Text segment —
Purpose of the Study:

  • To determine the structure of an engineered Aeropyrum pernix protoglobin (ApePgb) variant using MicroED.
  • To utilize an AlphaFold2 model for phasing in the MicroED structure determination.
  • To investigate the structural basis for enhanced carbene transfer activity in the ApePgb variant.

Main Methods:

  • Microcrystal electron diffraction (MicroED) with advanced technology (higher voltage, low-noise detector).
  • Utilized an AlphaFold2 model for phasing.
  • Crystallography and structural analysis of the ApePgb variant and its intermediate.

Main Results:

  • Determined the first MicroED structure of an Aeropyrum pernix protoglobin (ApePgb) variant.
  • Revealed that mutations reorient an alpha helix into a dynamic loop, improving catalytic active site accessibility.

Dataset extract —
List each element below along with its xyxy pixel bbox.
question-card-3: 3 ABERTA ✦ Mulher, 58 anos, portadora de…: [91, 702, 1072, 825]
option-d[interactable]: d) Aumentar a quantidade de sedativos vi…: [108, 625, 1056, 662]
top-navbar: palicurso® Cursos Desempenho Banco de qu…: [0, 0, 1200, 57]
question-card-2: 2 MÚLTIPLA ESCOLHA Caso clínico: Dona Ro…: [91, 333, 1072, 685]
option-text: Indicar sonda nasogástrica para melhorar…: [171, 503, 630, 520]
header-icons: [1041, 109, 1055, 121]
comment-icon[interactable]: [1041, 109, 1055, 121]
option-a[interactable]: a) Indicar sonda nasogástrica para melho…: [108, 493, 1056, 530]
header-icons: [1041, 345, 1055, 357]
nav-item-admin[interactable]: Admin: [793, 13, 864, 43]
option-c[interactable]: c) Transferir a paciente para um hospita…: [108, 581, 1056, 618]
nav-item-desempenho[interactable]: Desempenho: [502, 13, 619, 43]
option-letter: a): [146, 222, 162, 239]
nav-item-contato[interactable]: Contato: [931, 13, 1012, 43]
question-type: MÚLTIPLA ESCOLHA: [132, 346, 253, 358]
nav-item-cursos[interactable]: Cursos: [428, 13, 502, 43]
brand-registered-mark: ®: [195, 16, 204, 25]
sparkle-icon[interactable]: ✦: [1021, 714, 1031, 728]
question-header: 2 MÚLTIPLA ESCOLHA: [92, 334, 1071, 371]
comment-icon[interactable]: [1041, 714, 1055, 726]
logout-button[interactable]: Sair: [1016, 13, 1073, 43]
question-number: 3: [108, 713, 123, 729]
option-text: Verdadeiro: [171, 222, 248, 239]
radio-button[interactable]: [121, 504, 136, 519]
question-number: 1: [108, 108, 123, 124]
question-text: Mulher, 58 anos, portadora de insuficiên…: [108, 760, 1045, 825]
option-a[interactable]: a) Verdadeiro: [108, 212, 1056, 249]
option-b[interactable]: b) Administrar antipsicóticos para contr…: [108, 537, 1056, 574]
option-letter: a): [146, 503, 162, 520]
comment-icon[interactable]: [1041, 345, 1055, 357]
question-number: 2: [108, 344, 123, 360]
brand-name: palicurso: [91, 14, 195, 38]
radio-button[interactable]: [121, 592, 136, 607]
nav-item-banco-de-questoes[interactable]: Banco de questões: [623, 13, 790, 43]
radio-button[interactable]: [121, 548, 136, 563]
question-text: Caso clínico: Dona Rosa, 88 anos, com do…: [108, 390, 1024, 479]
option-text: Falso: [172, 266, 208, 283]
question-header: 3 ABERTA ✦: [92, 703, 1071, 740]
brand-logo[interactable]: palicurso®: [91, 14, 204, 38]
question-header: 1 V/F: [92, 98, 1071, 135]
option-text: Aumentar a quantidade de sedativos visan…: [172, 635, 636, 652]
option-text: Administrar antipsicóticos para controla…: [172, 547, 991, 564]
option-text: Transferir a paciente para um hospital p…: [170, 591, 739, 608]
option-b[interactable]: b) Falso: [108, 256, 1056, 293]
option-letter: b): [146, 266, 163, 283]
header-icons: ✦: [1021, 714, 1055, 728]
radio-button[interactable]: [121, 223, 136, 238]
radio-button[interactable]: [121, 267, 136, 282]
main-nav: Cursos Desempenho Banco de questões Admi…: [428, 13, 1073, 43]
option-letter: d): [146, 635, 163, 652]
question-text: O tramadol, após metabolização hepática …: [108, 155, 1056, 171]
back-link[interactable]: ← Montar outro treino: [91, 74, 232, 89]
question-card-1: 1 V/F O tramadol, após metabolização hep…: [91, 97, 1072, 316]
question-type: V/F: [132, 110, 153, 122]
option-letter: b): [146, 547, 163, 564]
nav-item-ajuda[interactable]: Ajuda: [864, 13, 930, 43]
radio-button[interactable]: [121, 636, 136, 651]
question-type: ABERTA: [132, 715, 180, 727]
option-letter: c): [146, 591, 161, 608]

What you need to do —
1. Answer these questions using the protoglobin study summary:
(a) What kind of model was used for phasing?
(b) Which two technological advances does the summary list for MicroED?
(c) According to the results, what do the mutations reorient an alpha helix into?
2. Carry on writing the protoglobin study summary from the point where it stops.

Numbered answers —
1.
(a) An AlphaFold2 model.
(b) Higher voltage and a low-noise detector.
(c) A dynamic loop.

2.
  • Trapped and characterized the reactive iron-carbenoid intermediate in the engineered carbene transfer activity.

Conclusions:

  • Improved MicroED technology and protein structure prediction models enable the study of previously inaccessible protein structures.
  • The determined structure provides insights into how mutations enhance carbene transfer activity.
  • The findings highlight the potential of MicroED for investigating complex biological molecules and their mechanisms.